---------- INPUT FOR THIS TASK ----------
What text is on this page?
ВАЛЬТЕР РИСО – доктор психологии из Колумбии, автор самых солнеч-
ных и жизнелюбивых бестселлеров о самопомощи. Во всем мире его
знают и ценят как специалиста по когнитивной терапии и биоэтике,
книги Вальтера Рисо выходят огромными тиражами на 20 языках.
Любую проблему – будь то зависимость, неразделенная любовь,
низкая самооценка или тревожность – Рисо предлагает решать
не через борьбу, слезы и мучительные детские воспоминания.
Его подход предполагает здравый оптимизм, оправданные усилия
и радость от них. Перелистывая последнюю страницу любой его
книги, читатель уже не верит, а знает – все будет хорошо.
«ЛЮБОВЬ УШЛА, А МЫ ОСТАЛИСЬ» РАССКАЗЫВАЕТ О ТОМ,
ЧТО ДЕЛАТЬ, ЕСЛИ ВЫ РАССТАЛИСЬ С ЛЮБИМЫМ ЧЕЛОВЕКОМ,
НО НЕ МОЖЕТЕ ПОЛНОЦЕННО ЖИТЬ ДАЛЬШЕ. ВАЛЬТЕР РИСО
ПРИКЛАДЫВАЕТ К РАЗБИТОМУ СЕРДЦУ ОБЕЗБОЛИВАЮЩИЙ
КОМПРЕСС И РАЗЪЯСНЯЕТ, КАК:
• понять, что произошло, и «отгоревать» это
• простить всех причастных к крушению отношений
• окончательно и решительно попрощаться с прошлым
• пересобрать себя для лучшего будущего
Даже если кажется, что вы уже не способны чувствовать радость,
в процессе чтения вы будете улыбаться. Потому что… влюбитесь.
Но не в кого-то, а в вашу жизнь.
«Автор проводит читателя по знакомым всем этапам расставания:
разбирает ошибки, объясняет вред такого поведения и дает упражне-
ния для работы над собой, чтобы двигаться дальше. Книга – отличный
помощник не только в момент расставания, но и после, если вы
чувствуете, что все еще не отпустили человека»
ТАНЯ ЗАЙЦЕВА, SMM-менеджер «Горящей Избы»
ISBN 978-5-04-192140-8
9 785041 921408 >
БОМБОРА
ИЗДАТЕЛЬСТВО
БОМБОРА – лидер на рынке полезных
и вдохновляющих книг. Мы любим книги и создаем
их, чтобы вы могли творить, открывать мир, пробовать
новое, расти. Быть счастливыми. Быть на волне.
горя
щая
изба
----------
---------- INPUT FOR THIS TASK ----------
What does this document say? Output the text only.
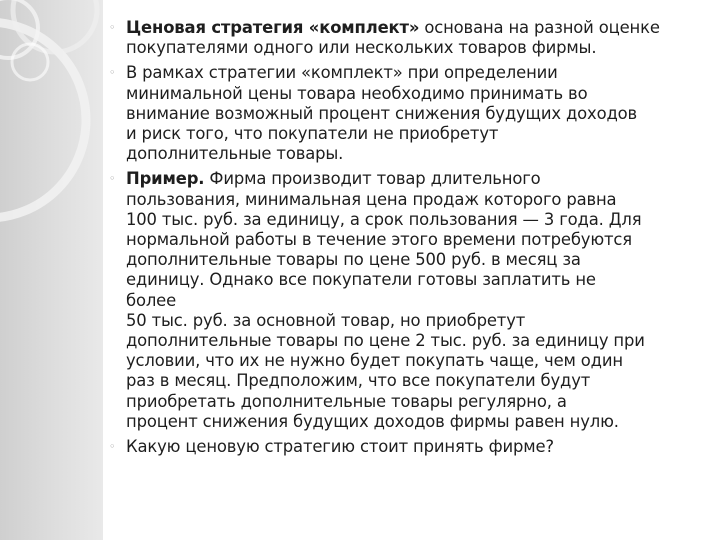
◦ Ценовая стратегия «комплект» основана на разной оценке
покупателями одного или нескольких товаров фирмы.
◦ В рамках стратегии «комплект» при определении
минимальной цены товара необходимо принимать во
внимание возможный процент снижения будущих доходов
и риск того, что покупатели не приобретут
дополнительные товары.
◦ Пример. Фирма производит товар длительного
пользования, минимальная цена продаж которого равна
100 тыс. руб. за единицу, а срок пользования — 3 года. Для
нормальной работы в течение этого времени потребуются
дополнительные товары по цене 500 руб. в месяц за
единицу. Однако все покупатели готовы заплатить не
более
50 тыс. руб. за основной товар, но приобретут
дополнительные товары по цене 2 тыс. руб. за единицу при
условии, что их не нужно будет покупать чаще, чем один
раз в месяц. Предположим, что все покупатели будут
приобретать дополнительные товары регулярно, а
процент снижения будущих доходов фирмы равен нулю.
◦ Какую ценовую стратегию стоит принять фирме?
----------
- [STATED TASK] Show every line in the records above that contains the word "радость".

- [REPLY]
и радость от них. Перелистывая последнюю страницу любой его
Даже если кажется, что вы уже не способны чувствовать радость,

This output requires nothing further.